Extracted data entries
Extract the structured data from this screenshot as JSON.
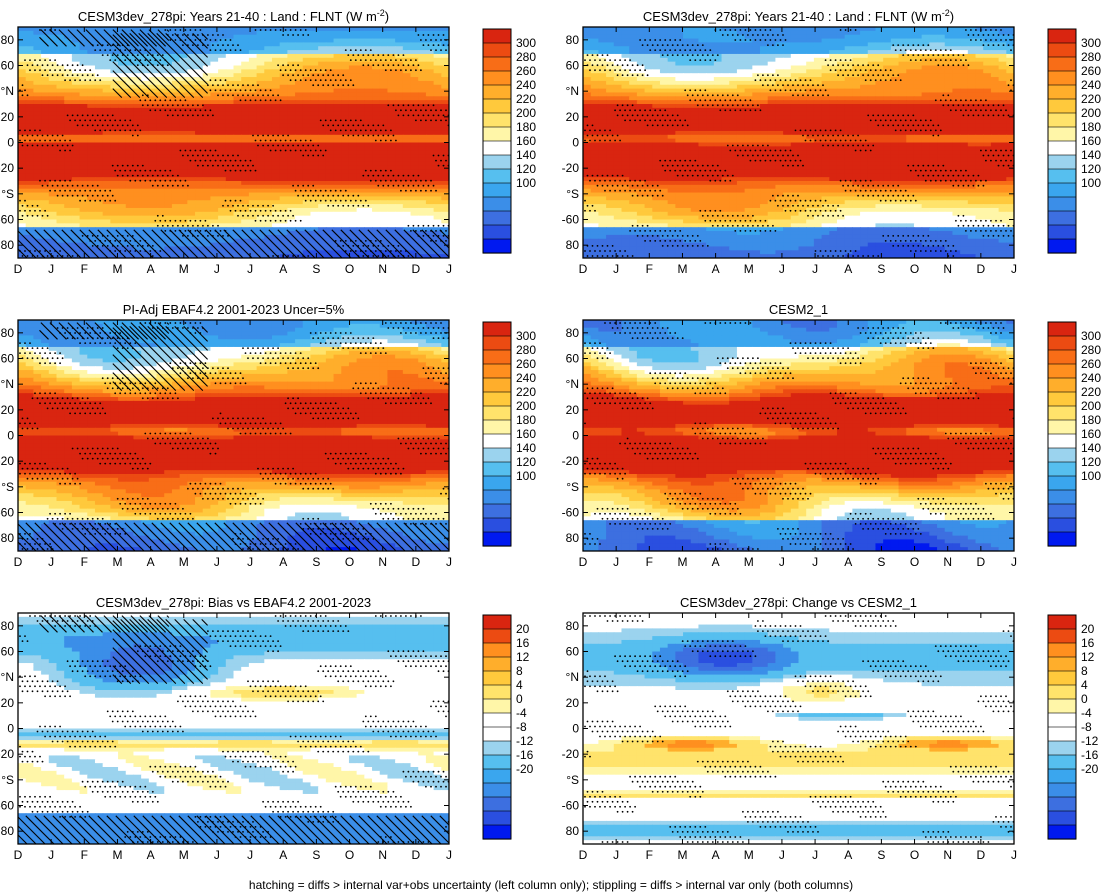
{
  "caption": "hatching = diffs > internal var+obs uncertainty (left column only); stippling = diffs > internal var only (both columns)",
  "chart_data": [
    {
      "type": "heatmap",
      "title": "CESM3dev_278pi: Years 21-40 : Land : FLNT (W m",
      "title_sup": "-2",
      "title_end": ")",
      "field": "abs",
      "x_tick_labels": [
        "D",
        "J",
        "F",
        "M",
        "A",
        "M",
        "J",
        "J",
        "A",
        "S",
        "O",
        "N",
        "D",
        "J"
      ],
      "y_ticks": [
        80,
        60,
        40,
        20,
        0,
        -20,
        -40,
        -60,
        -80
      ],
      "y_tick_labels": [
        "80",
        "60",
        "°N",
        "20",
        "0",
        "-20",
        "°S",
        "-60",
        "80"
      ],
      "ylim": [
        -90,
        90
      ],
      "colorbar_labels": [
        "300",
        "280",
        "260",
        "240",
        "220",
        "200",
        "180",
        "160",
        "140",
        "120",
        "100"
      ],
      "hatching": true,
      "stippling": true
    },
    {
      "type": "heatmap",
      "title": "CESM3dev_278pi: Years 21-40 : Land : FLNT (W m",
      "title_sup": "-2",
      "title_end": ")",
      "field": "abs",
      "x_tick_labels": [
        "D",
        "J",
        "F",
        "M",
        "A",
        "M",
        "J",
        "J",
        "A",
        "S",
        "O",
        "N",
        "D",
        "J"
      ],
      "y_ticks": [
        80,
        60,
        40,
        20,
        0,
        -20,
        -40,
        -60,
        -80
      ],
      "y_tick_labels": [
        "80",
        "60",
        "°N",
        "20",
        "0",
        "-20",
        "°S",
        "-60",
        "80"
      ],
      "ylim": [
        -90,
        90
      ],
      "colorbar_labels": [
        "300",
        "280",
        "260",
        "240",
        "220",
        "200",
        "180",
        "160",
        "140",
        "120",
        "100"
      ],
      "hatching": false,
      "stippling": true
    },
    {
      "type": "heatmap",
      "title": "PI-Adj EBAF4.2 2001-2023 Uncer=5%",
      "field": "abs",
      "x_tick_labels": [
        "D",
        "J",
        "F",
        "M",
        "A",
        "M",
        "J",
        "J",
        "A",
        "S",
        "O",
        "N",
        "D",
        "J"
      ],
      "y_ticks": [
        80,
        60,
        40,
        20,
        0,
        -20,
        -40,
        -60,
        -80
      ],
      "y_tick_labels": [
        "80",
        "60",
        "°N",
        "20",
        "0",
        "-20",
        "°S",
        "-60",
        "80"
      ],
      "ylim": [
        -90,
        90
      ],
      "colorbar_labels": [
        "300",
        "280",
        "260",
        "240",
        "220",
        "200",
        "180",
        "160",
        "140",
        "120",
        "100"
      ],
      "hatching": true,
      "stippling": true
    },
    {
      "type": "heatmap",
      "title": "CESM2_1",
      "field": "abs",
      "x_tick_labels": [
        "D",
        "J",
        "F",
        "M",
        "A",
        "M",
        "J",
        "J",
        "A",
        "S",
        "O",
        "N",
        "D",
        "J"
      ],
      "y_ticks": [
        80,
        60,
        40,
        20,
        0,
        -20,
        -40,
        -60,
        -80
      ],
      "y_tick_labels": [
        "80",
        "60",
        "°N",
        "20",
        "0",
        "-20",
        "°S",
        "-60",
        "80"
      ],
      "ylim": [
        -90,
        90
      ],
      "colorbar_labels": [
        "300",
        "280",
        "260",
        "240",
        "220",
        "200",
        "180",
        "160",
        "140",
        "120",
        "100"
      ],
      "hatching": false,
      "stippling": true
    },
    {
      "type": "heatmap",
      "title": "CESM3dev_278pi: Bias vs EBAF4.2 2001-2023",
      "field": "bias",
      "x_tick_labels": [
        "D",
        "J",
        "F",
        "M",
        "A",
        "M",
        "J",
        "J",
        "A",
        "S",
        "O",
        "N",
        "D",
        "J"
      ],
      "y_ticks": [
        80,
        60,
        40,
        20,
        0,
        -20,
        -40,
        -60,
        -80
      ],
      "y_tick_labels": [
        "80",
        "60",
        "°N",
        "20",
        "0",
        "-20",
        "°S",
        "-60",
        "80"
      ],
      "ylim": [
        -90,
        90
      ],
      "colorbar_labels": [
        "20",
        "16",
        "12",
        "8",
        "4",
        "0",
        "-4",
        "-8",
        "-12",
        "-16",
        "-20"
      ],
      "hatching": true,
      "stippling": true
    },
    {
      "type": "heatmap",
      "title": "CESM3dev_278pi: Change vs CESM2_1",
      "field": "change",
      "x_tick_labels": [
        "D",
        "J",
        "F",
        "M",
        "A",
        "M",
        "J",
        "J",
        "A",
        "S",
        "O",
        "N",
        "D",
        "J"
      ],
      "y_ticks": [
        80,
        60,
        40,
        20,
        0,
        -20,
        -40,
        -60,
        -80
      ],
      "y_tick_labels": [
        "80",
        "60",
        "°N",
        "20",
        "0",
        "-20",
        "°S",
        "-60",
        "80"
      ],
      "ylim": [
        -90,
        90
      ],
      "colorbar_labels": [
        "20",
        "16",
        "12",
        "8",
        "4",
        "0",
        "-4",
        "-8",
        "-12",
        "-16",
        "-20"
      ],
      "hatching": false,
      "stippling": true
    }
  ],
  "colors": {
    "abs_levels": [
      "#0019f0",
      "#2a4fe0",
      "#3d6fe0",
      "#3b8ee8",
      "#3aa6ee",
      "#56bfef",
      "#9bd3ee",
      "#ffffff",
      "#fff6a8",
      "#ffe36b",
      "#ffc93c",
      "#ffae2b",
      "#ff8f1f",
      "#f86d17",
      "#ec4b12",
      "#d92510"
    ],
    "diff_levels": [
      "#0019f0",
      "#2a4fe0",
      "#3d6fe0",
      "#3b8ee8",
      "#3aa6ee",
      "#56bfef",
      "#9bd3ee",
      "#ffffff",
      "#ffffff",
      "#fff6a8",
      "#ffe36b",
      "#ffc93c",
      "#ffae2b",
      "#ff8f1f",
      "#ec4b12",
      "#d92510"
    ]
  }
}
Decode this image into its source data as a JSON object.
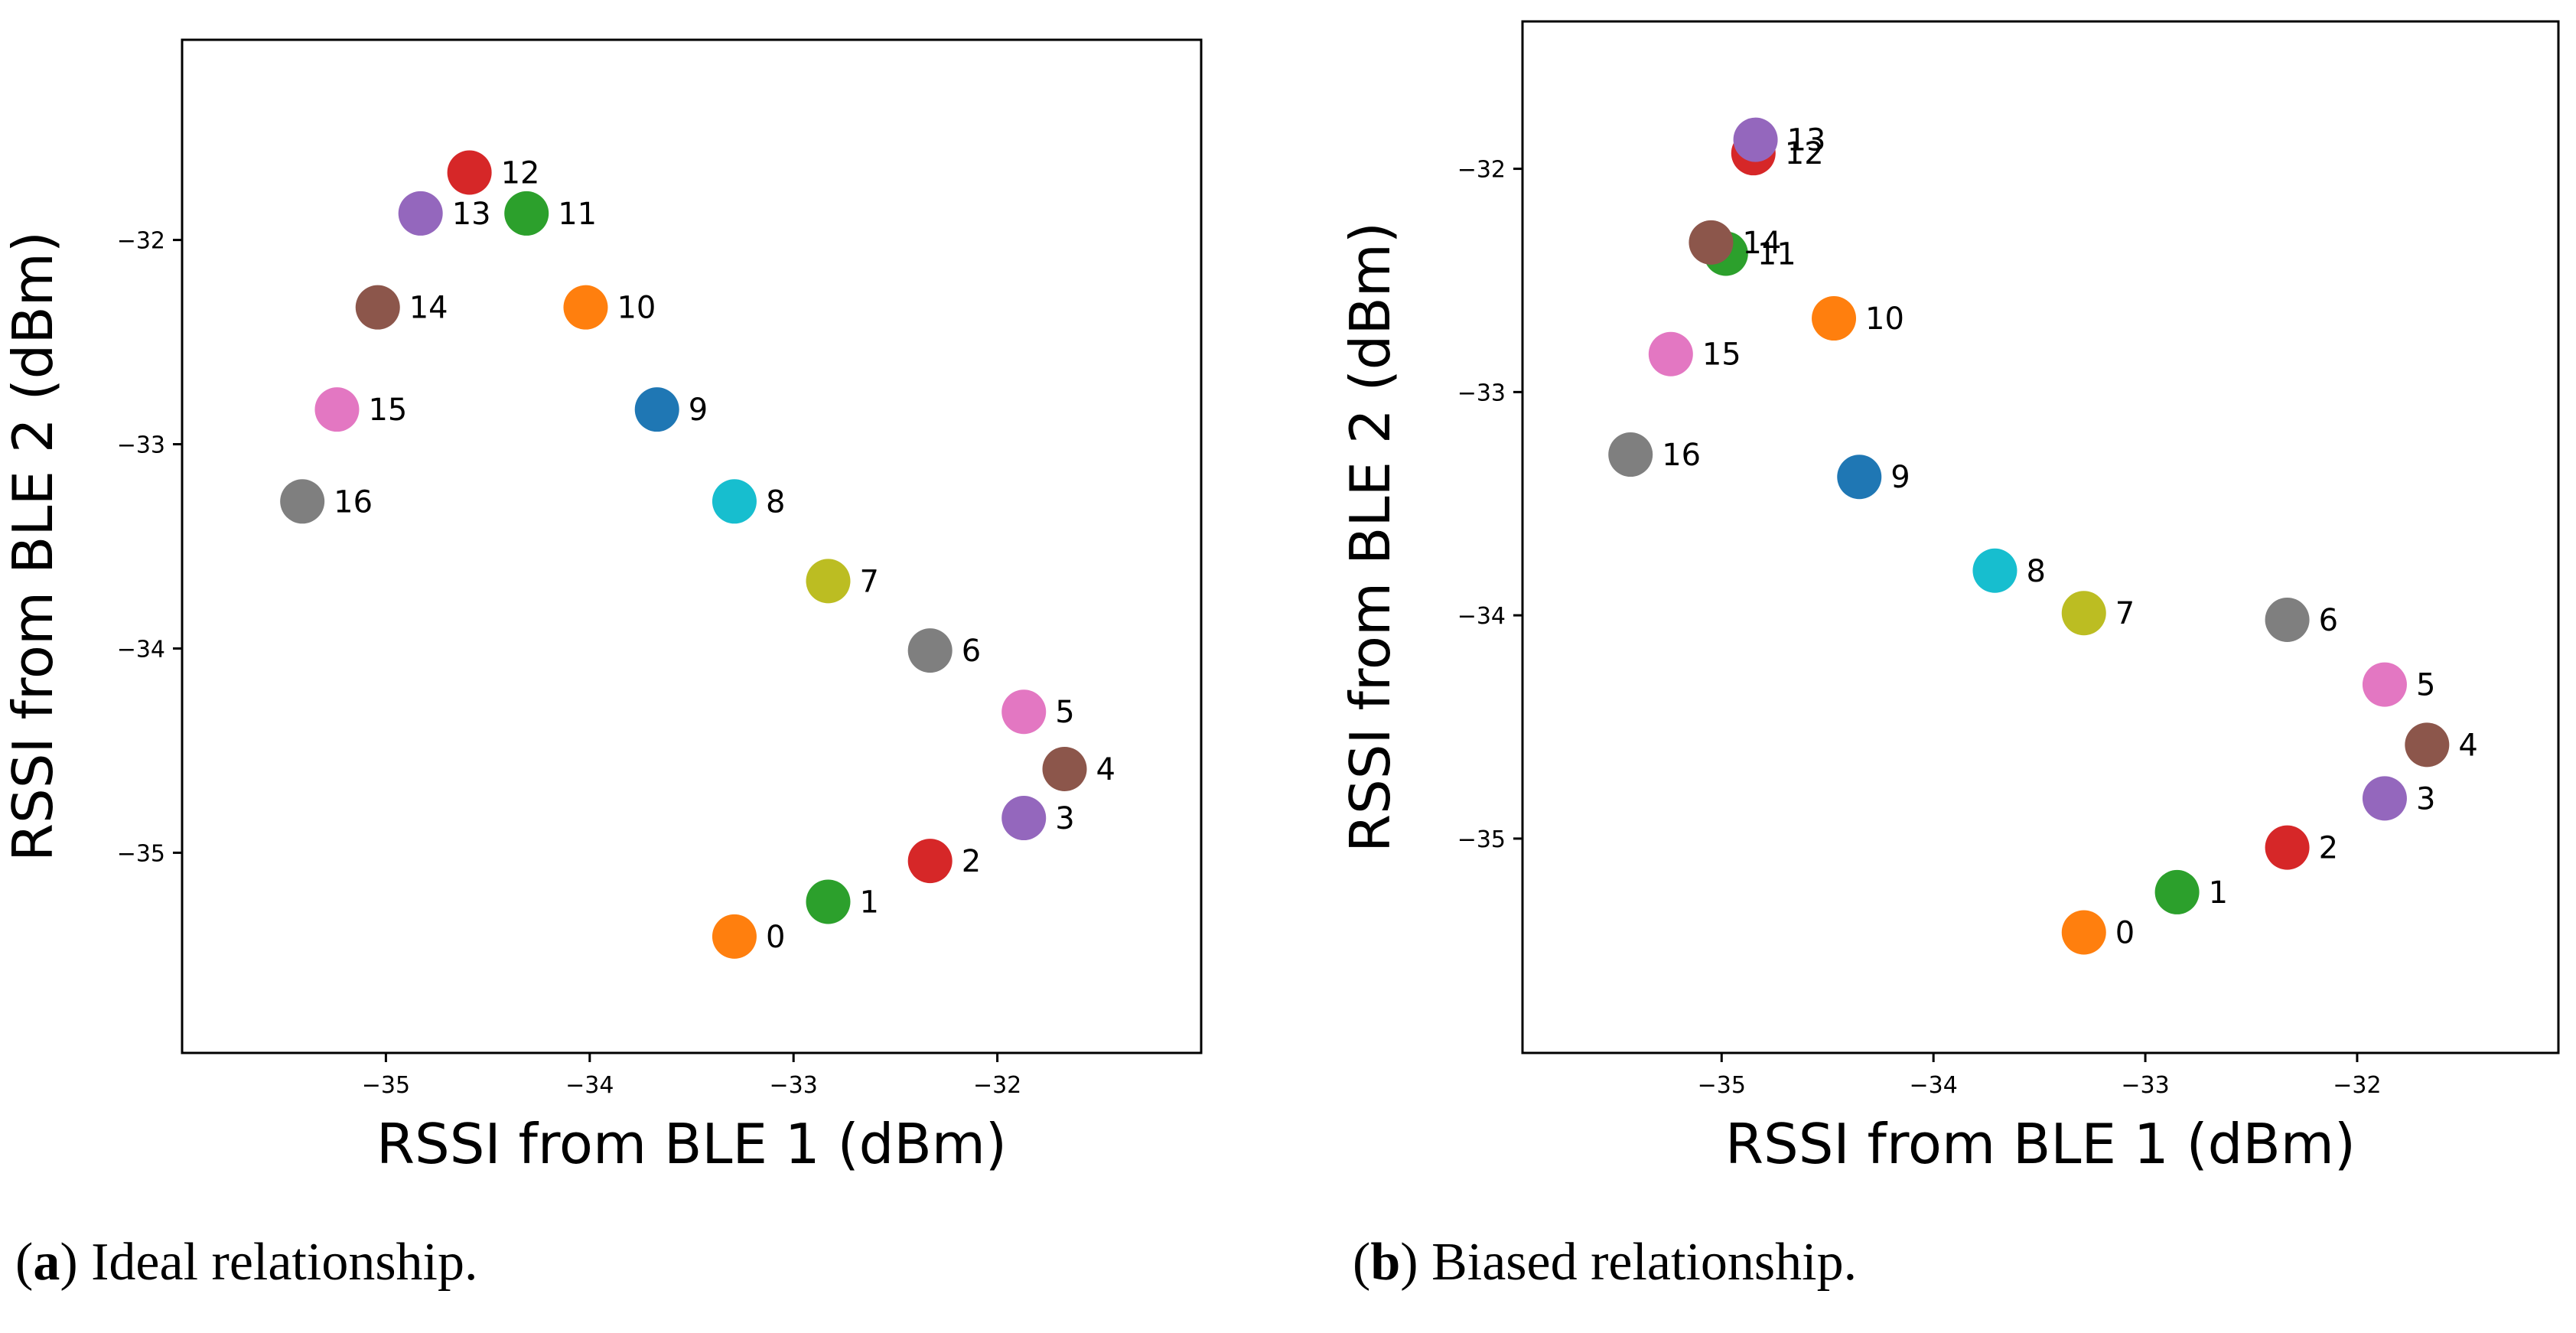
{
  "colors": [
    "#ff7f0e",
    "#2ca02c",
    "#d62728",
    "#9467bd",
    "#8c564b",
    "#e377c2",
    "#7f7f7f",
    "#bcbd22",
    "#17becf",
    "#1f77b4",
    "#ff7f0e",
    "#2ca02c",
    "#d62728",
    "#9467bd",
    "#8c564b",
    "#e377c2",
    "#7f7f7f"
  ],
  "chart_data": [
    {
      "type": "scatter",
      "title": "",
      "xlabel": "RSSI from BLE 1 (dBm)",
      "ylabel": "RSSI from BLE 2 (dBm)",
      "xlim": [
        -36.0,
        -31.0
      ],
      "ylim": [
        -35.98,
        -31.02
      ],
      "xticks": [
        -35,
        -34,
        -33,
        -32
      ],
      "xtick_labels": [
        "−35",
        "−34",
        "−33",
        "−32"
      ],
      "yticks": [
        -32,
        -33,
        -34,
        -35
      ],
      "ytick_labels": [
        "−32",
        "−33",
        "−34",
        "−35"
      ],
      "grid": false,
      "points": [
        {
          "label": "0",
          "x": -33.29,
          "y": -35.41
        },
        {
          "label": "1",
          "x": -32.83,
          "y": -35.24
        },
        {
          "label": "2",
          "x": -32.33,
          "y": -35.04
        },
        {
          "label": "3",
          "x": -31.87,
          "y": -34.83
        },
        {
          "label": "4",
          "x": -31.67,
          "y": -34.59
        },
        {
          "label": "5",
          "x": -31.87,
          "y": -34.31
        },
        {
          "label": "6",
          "x": -32.33,
          "y": -34.01
        },
        {
          "label": "7",
          "x": -32.83,
          "y": -33.67
        },
        {
          "label": "8",
          "x": -33.29,
          "y": -33.28
        },
        {
          "label": "9",
          "x": -33.67,
          "y": -32.83
        },
        {
          "label": "10",
          "x": -34.02,
          "y": -32.33
        },
        {
          "label": "11",
          "x": -34.31,
          "y": -31.87
        },
        {
          "label": "12",
          "x": -34.59,
          "y": -31.67
        },
        {
          "label": "13",
          "x": -34.83,
          "y": -31.87
        },
        {
          "label": "14",
          "x": -35.04,
          "y": -32.33
        },
        {
          "label": "15",
          "x": -35.24,
          "y": -32.83
        },
        {
          "label": "16",
          "x": -35.41,
          "y": -33.28
        }
      ]
    },
    {
      "type": "scatter",
      "title": "",
      "xlabel": "RSSI from BLE 1 (dBm)",
      "ylabel": "RSSI from BLE 2 (dBm)",
      "xlim": [
        -35.94,
        -31.05
      ],
      "ylim": [
        -35.96,
        -31.34
      ],
      "xticks": [
        -35,
        -34,
        -33,
        -32
      ],
      "xtick_labels": [
        "−35",
        "−34",
        "−33",
        "−32"
      ],
      "yticks": [
        -32,
        -33,
        -34,
        -35
      ],
      "ytick_labels": [
        "−32",
        "−33",
        "−34",
        "−35"
      ],
      "grid": false,
      "points": [
        {
          "label": "0",
          "x": -33.29,
          "y": -35.42
        },
        {
          "label": "1",
          "x": -32.85,
          "y": -35.24
        },
        {
          "label": "2",
          "x": -32.33,
          "y": -35.04
        },
        {
          "label": "3",
          "x": -31.87,
          "y": -34.82
        },
        {
          "label": "4",
          "x": -31.67,
          "y": -34.58
        },
        {
          "label": "5",
          "x": -31.87,
          "y": -34.31
        },
        {
          "label": "6",
          "x": -32.33,
          "y": -34.02
        },
        {
          "label": "7",
          "x": -33.29,
          "y": -33.99
        },
        {
          "label": "8",
          "x": -33.71,
          "y": -33.8
        },
        {
          "label": "9",
          "x": -34.35,
          "y": -33.38
        },
        {
          "label": "10",
          "x": -34.47,
          "y": -32.67
        },
        {
          "label": "11",
          "x": -34.98,
          "y": -32.38
        },
        {
          "label": "12",
          "x": -34.85,
          "y": -31.93
        },
        {
          "label": "13",
          "x": -34.84,
          "y": -31.87
        },
        {
          "label": "14",
          "x": -35.05,
          "y": -32.33
        },
        {
          "label": "15",
          "x": -35.24,
          "y": -32.83
        },
        {
          "label": "16",
          "x": -35.43,
          "y": -33.28
        }
      ]
    }
  ],
  "captions": [
    {
      "letter": "a",
      "text": " Ideal relationship."
    },
    {
      "letter": "b",
      "text": " Biased relationship."
    }
  ]
}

* What the task requires:
Scan the material above for the string "relationship" and return the lines that hold it.

* Result of this task:
      "text": " Ideal relationship."
      "text": " Biased relationship."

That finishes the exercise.